Directive: From the entries that follow, list every line in which the string "Armador" appears.
- - - - -
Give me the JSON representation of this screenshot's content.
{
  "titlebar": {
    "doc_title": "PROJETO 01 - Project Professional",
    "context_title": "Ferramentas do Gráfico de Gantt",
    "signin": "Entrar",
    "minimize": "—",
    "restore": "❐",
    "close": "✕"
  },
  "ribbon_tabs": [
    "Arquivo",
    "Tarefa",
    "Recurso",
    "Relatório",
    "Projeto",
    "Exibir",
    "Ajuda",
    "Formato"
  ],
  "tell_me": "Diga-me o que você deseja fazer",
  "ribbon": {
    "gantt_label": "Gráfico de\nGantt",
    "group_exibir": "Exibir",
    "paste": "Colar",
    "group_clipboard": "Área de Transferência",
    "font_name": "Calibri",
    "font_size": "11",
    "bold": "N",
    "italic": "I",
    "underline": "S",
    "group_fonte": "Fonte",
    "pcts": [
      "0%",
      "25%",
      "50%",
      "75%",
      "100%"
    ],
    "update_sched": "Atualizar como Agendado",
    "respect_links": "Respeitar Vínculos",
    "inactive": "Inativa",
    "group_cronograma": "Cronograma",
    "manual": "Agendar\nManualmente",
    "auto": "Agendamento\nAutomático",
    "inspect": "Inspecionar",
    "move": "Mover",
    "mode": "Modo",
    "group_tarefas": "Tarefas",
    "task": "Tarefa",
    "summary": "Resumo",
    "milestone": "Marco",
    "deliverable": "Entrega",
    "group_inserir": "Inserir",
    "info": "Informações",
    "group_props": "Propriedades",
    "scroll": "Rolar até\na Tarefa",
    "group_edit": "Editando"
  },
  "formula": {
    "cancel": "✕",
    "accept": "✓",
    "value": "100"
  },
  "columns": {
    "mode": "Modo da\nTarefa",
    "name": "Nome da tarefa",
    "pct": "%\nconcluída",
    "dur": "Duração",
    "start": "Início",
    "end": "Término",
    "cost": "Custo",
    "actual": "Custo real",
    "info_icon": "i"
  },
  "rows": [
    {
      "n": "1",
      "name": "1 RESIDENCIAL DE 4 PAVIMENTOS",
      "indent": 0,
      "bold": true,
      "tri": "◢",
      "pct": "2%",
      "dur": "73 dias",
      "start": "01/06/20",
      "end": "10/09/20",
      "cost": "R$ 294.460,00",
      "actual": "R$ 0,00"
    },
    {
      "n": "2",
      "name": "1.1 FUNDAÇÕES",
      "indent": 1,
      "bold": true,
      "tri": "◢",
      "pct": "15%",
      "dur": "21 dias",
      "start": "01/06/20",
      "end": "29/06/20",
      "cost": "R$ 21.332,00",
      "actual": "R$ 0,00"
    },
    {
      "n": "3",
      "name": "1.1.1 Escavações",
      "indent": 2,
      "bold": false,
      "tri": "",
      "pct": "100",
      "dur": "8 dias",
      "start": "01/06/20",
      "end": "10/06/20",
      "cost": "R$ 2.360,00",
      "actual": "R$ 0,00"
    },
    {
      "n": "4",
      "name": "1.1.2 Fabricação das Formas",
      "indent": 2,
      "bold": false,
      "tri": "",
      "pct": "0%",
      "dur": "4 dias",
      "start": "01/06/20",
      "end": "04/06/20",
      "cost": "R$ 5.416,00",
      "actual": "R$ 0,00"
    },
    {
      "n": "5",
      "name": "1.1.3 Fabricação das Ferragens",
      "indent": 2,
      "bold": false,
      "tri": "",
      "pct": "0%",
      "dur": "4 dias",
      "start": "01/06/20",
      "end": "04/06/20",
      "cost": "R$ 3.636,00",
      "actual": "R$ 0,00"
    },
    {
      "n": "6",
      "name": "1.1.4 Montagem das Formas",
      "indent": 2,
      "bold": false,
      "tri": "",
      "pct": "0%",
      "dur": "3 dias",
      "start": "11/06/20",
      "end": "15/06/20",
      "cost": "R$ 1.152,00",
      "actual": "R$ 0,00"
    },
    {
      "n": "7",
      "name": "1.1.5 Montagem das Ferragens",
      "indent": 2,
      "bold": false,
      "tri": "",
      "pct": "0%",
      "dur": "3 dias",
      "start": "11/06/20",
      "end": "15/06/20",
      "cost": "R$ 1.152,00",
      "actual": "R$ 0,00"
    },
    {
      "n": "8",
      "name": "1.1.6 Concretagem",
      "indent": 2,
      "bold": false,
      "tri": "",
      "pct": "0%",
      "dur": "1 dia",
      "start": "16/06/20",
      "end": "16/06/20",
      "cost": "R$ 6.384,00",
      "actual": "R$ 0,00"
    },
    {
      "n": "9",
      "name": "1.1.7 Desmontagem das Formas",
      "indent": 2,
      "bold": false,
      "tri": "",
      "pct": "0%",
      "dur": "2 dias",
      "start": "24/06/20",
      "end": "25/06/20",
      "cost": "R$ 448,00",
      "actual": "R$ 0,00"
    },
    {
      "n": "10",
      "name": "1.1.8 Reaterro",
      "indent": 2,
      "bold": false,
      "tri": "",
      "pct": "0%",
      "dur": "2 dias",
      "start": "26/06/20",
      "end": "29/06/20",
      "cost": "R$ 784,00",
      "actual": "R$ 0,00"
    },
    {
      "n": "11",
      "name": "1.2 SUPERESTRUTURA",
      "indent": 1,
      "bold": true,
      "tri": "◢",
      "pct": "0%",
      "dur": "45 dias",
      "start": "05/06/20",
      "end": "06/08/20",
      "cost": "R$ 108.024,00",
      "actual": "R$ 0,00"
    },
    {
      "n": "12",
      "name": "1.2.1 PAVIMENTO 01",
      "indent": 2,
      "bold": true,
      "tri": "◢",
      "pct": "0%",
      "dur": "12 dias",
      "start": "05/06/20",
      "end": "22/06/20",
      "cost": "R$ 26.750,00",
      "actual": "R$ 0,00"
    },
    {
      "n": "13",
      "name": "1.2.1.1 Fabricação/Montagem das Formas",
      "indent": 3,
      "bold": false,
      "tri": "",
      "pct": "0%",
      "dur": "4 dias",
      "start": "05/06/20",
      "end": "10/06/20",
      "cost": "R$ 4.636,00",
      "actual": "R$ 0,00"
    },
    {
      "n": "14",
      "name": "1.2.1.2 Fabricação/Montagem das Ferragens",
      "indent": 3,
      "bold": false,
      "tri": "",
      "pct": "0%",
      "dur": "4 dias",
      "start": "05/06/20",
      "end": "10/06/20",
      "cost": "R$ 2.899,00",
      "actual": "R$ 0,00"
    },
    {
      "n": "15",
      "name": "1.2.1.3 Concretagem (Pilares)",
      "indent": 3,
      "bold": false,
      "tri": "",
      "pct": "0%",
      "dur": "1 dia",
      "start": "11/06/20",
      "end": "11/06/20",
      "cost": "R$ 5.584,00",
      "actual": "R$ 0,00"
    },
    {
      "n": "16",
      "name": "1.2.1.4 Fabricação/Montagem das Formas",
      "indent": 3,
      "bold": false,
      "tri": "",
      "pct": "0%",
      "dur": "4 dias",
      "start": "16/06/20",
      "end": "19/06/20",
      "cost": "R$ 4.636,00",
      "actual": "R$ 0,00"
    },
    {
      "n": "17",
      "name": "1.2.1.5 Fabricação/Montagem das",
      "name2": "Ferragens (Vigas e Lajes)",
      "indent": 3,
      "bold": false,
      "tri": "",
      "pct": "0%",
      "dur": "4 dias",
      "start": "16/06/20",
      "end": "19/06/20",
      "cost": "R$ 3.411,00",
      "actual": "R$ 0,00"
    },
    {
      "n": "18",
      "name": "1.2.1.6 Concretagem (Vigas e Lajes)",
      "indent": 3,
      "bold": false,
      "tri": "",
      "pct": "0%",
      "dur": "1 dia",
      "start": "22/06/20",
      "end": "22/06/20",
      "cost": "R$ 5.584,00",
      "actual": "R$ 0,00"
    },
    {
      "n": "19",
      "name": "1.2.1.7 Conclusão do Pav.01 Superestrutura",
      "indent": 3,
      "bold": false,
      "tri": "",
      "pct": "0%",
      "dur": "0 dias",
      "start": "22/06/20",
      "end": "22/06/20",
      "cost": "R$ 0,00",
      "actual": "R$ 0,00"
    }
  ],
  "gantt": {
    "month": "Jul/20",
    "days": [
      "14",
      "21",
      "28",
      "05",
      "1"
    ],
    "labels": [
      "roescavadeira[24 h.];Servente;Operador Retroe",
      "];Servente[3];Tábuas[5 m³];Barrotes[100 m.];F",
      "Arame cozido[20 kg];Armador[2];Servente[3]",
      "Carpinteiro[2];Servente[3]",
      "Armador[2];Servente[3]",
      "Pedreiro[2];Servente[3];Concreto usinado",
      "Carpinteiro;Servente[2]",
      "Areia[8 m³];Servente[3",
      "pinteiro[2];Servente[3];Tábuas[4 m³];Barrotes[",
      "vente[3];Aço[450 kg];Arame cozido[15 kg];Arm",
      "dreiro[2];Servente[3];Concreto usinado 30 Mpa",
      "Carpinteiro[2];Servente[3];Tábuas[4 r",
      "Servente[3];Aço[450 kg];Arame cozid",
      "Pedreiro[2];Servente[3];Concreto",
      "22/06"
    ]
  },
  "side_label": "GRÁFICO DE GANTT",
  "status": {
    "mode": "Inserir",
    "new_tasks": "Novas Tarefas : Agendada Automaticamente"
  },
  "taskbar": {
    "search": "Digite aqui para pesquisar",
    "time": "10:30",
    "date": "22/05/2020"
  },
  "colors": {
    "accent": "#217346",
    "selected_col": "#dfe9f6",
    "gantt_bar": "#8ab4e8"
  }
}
- - - - -
Solved problem:
      "Arame cozido[20 kg];Armador[2];Servente[3]",
      "Armador[2];Servente[3]",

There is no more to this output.